[Stored records]
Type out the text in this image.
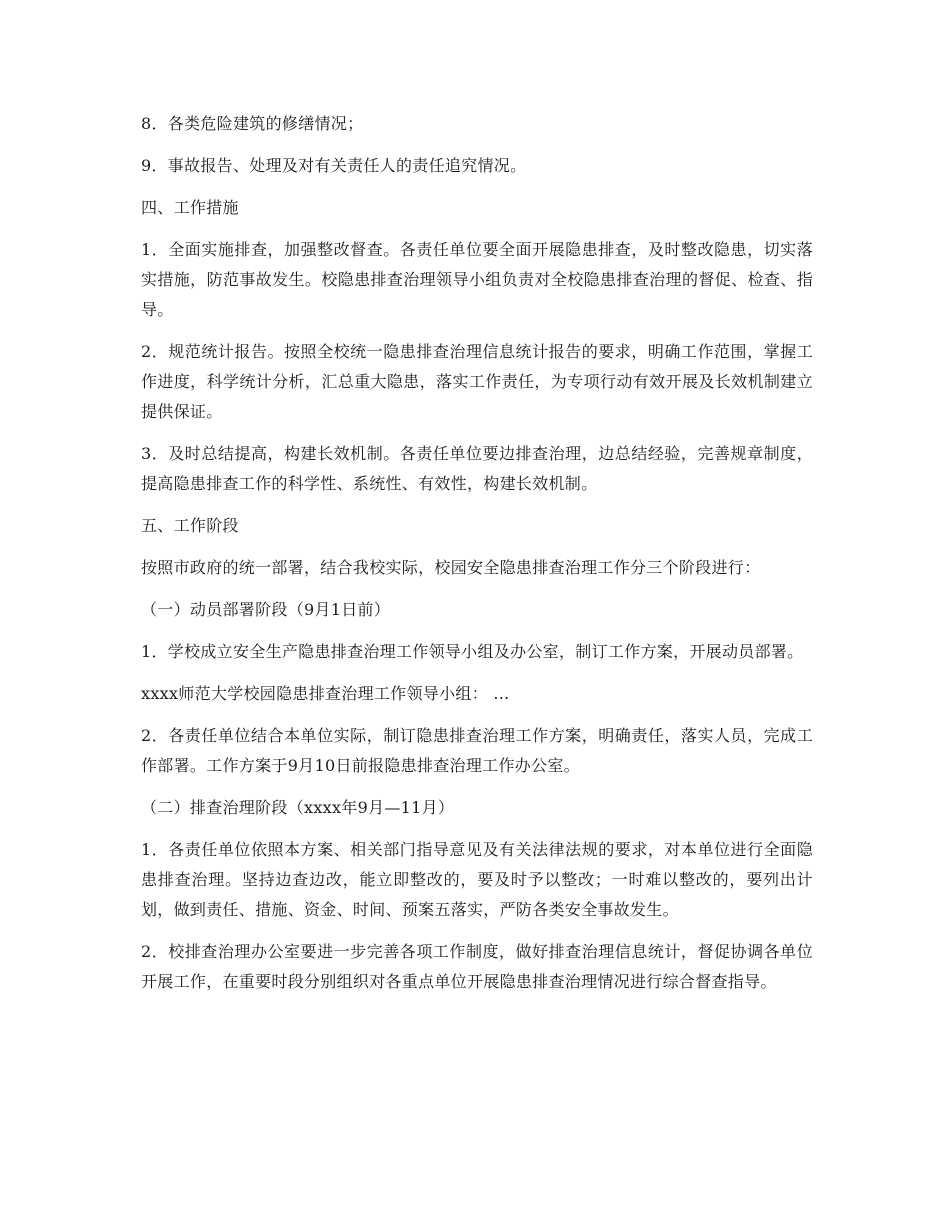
8．各类危险建筑的修缮情况；

9．事故报告、处理及对有关责任人的责任追究情况。

四、工作措施

1．全面实施排查，加强整改督查。各责任单位要全面开展隐患排查，及时整改隐患，切实落实措施，防范事故发生。校隐患排查治理领导小组负责对全校隐患排查治理的督促、检查、指导。

2．规范统计报告。按照全校统一隐患排查治理信息统计报告的要求，明确工作范围，掌握工作进度，科学统计分析，汇总重大隐患，落实工作责任，为专项行动有效开展及长效机制建立提供保证。

3．及时总结提高，构建长效机制。各责任单位要边排查治理，边总结经验，完善规章制度，提高隐患排查工作的科学性、系统性、有效性，构建长效机制。

五、工作阶段

按照市政府的统一部署，结合我校实际，校园安全隐患排查治理工作分三个阶段进行：

（一）动员部署阶段（9月1日前）

1．学校成立安全生产隐患排查治理工作领导小组及办公室，制订工作方案，开展动员部署。

xxxx师范大学校园隐患排查治理工作领导小组： ...

2．各责任单位结合本单位实际，制订隐患排查治理工作方案，明确责任，落实人员，完成工作部署。工作方案于9月10日前报隐患排查治理工作办公室。

（二）排查治理阶段（xxxx年9月—11月）

1．各责任单位依照本方案、相关部门指导意见及有关法律法规的要求，对本单位进行全面隐患排查治理。坚持边查边改，能立即整改的，要及时予以整改；一时难以整改的，要列出计划，做到责任、措施、资金、时间、预案五落实，严防各类安全事故发生。

2．校排查治理办公室要进一步完善各项工作制度，做好排查治理信息统计，督促协调各单位开展工作，在重要时段分别组织对各重点单位开展隐患排查治理情况进行综合督查指导。
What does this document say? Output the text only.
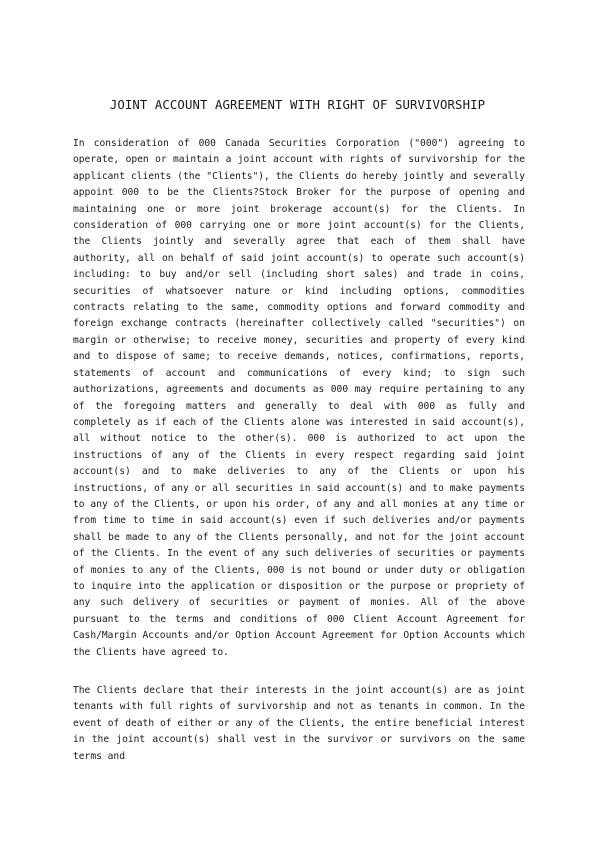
JOINT ACCOUNT AGREEMENT WITH RIGHT OF SURVIVORSHIP

In consideration of 000 Canada Securities Corporation ("000") agreeing to operate, open or maintain a joint account with rights of survivorship for the applicant clients (the "Clients"), the Clients do hereby jointly and severally appoint 000 to be the Clients?Stock Broker for the purpose of opening and maintaining one or more joint brokerage account(s) for the Clients. In consideration of 000 carrying one or more joint account(s) for the Clients, the Clients jointly and severally agree that each of them shall have authority, all on behalf of said joint account(s) to operate such account(s) including: to buy and/or sell (including short sales) and trade in coins, securities of whatsoever nature or kind including options, commodities contracts relating to the same, commodity options and forward commodity and foreign exchange contracts (hereinafter collectively called "securities") on margin or otherwise; to receive money, securities and property of every kind and to dispose of same; to receive demands, notices, confirmations, reports, statements of account and communications of every kind; to sign such authorizations, agreements and documents as 000 may require pertaining to any of the foregoing matters and generally to deal with 000 as fully and completely as if each of the Clients alone was interested in said account(s), all without notice to the other(s). 000 is authorized to act upon the instructions of any of the Clients in every respect regarding said joint account(s) and to make deliveries to any of the Clients or upon his instructions, of any or all securities in said account(s) and to make payments to any of the Clients, or upon his order, of any and all monies at any time or from time to time in said account(s) even if such deliveries and/or payments shall be made to any of the Clients personally, and not for the joint account of the Clients. In the event of any such deliveries of securities or payments of monies to any of the Clients, 000 is not bound or under duty or obligation to inquire into the application or disposition or the purpose or propriety of any such delivery of securities or payment of monies. All of the above pursuant to the terms and conditions of 000 Client Account Agreement for Cash/Margin Accounts and/or Option Account Agreement for Option Accounts which the Clients have agreed to.

The Clients declare that their interests in the joint account(s) are as joint tenants with full rights of survivorship and not as tenants in common. In the event of death of either or any of the Clients, the entire beneficial interest in the joint account(s) shall vest in the survivor or survivors on the same terms and
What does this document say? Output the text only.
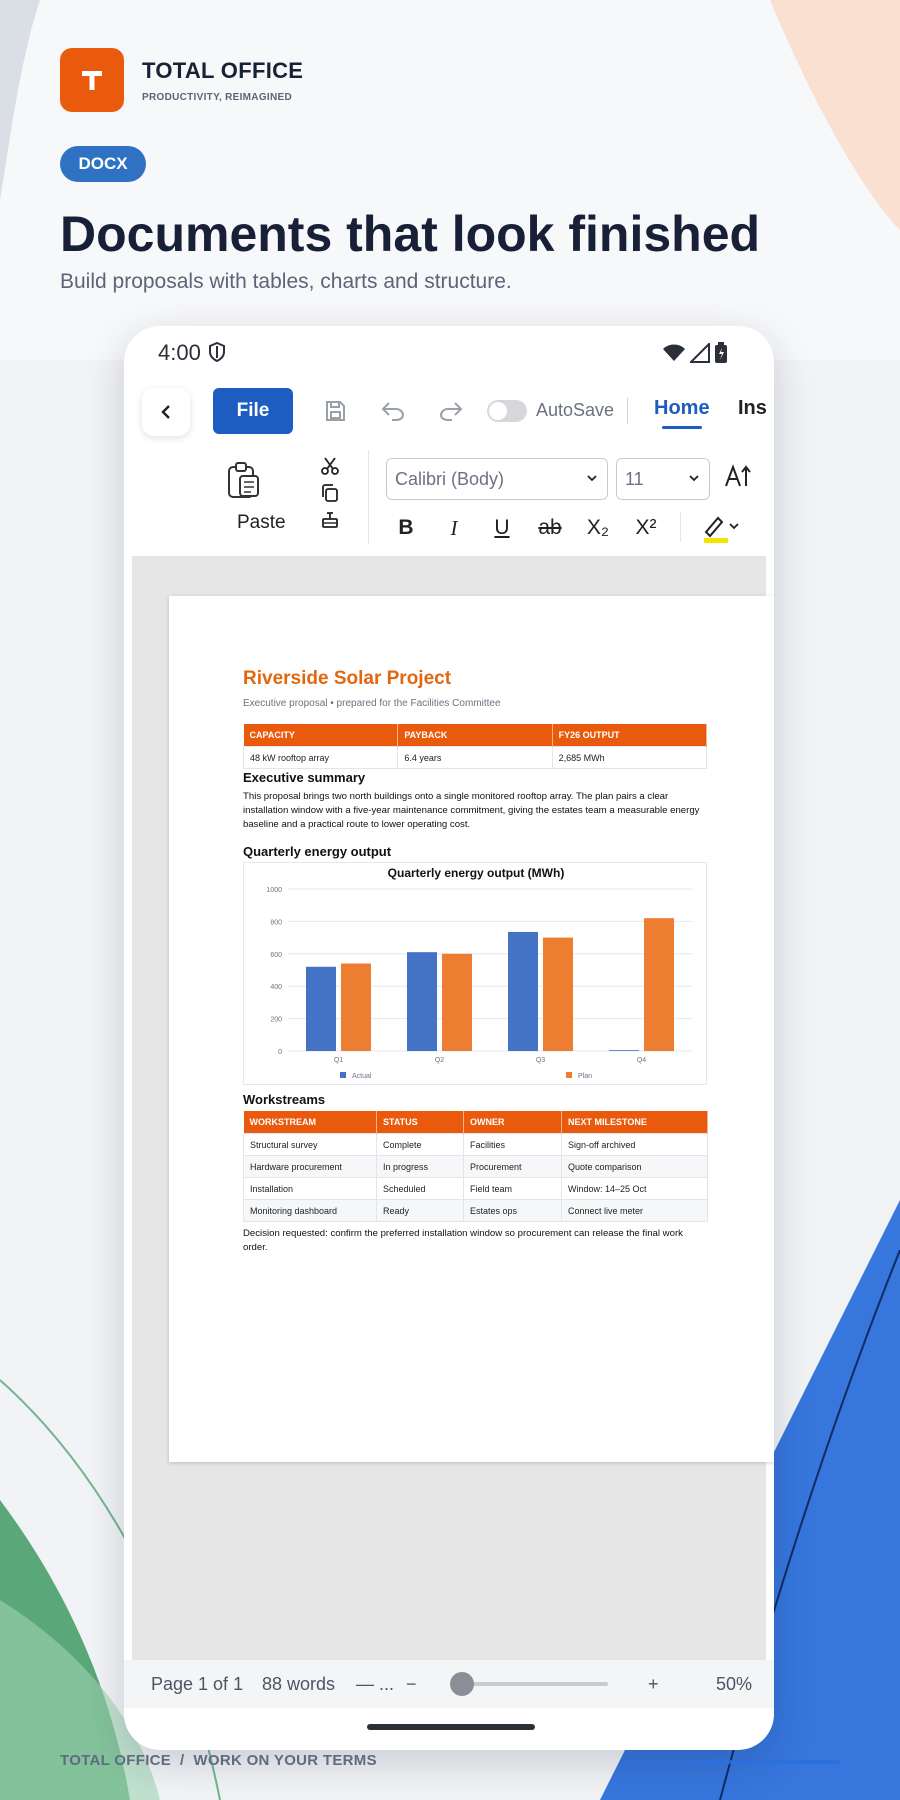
TOTAL OFFICE
PRODUCTIVITY, REIMAGINED
DOCX
Documents that look finished
Build proposals with tables, charts and structure.
4:00
File	AutoSave Home Ins
Paste
Calibri (Body)	11
B	I	U	ab	X₂	X²
Riverside Solar Project
Executive proposal • prepared for the Facilities Committee
CAPACITY	PAYBACK	FY26 OUTPUT
48 kW rooftop array	6.4 years	2,685 MWh
Executive summary
This proposal brings two north buildings onto a single monitored rooftop array. The plan pairs a clear installation window with a five-year maintenance commitment, giving the estates team a measurable energy baseline and a practical route to lower operating cost.
Quarterly energy output
Quarterly energy output (MWh)
0
200
400
600
800
1000
Q1	Q2	Q3	Q4
Actual	Plan
Workstreams
WORKSTREAM	STATUS	OWNER	NEXT MILESTONE
Structural survey	Complete	Facilities	Sign-off archived
Hardware procurement	In progress	Procurement	Quote comparison
Installation	Scheduled	Field team	Window: 14–25 Oct
Monitoring dashboard	Ready	Estates ops	Connect live meter
Decision requested: confirm the preferred installation window so procurement can release the final work order.
Page 1 of 1 88 words — ... −	+	50%
TOTAL OFFICE  /  WORK ON YOUR TERMS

WHAT IS REQUIRED. Pick out and copy every line that contains the word "Facilities".

SOLUTION TO THE EXERCISE.
Executive proposal • prepared for the Facilities Committee
Structural survey	Complete	Facilities	Sign-off archived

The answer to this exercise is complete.